■ Stored items ■
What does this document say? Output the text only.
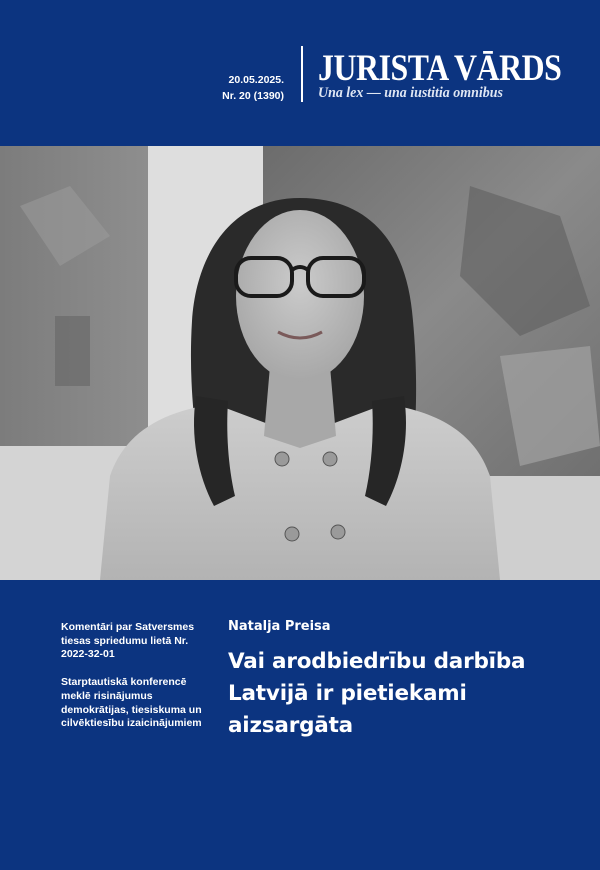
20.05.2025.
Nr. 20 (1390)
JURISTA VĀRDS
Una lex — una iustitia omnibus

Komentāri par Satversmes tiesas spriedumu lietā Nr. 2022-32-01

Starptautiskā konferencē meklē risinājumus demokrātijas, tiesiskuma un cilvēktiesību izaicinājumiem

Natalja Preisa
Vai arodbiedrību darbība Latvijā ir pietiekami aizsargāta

■ YOUR OBJECTIVE ■
Set the listing down in full and exactly. Pictures within it should not appear in the copy.

■ THE ANSWER ■
What does this document say? Output the text only.
20.05.2025.
Nr. 20 (1390)
JURISTA VĀRDS
Una lex — una iustitia omnibus

Komentāri par Satversmes tiesas spriedumu lietā Nr. 2022-32-01

Starptautiskā konferencē meklē risinājumus demokrātijas, tiesiskuma un cilvēktiesību izaicinājumiem

Natalja Preisa
Vai arodbiedrību darbība Latvijā ir pietiekami aizsargāta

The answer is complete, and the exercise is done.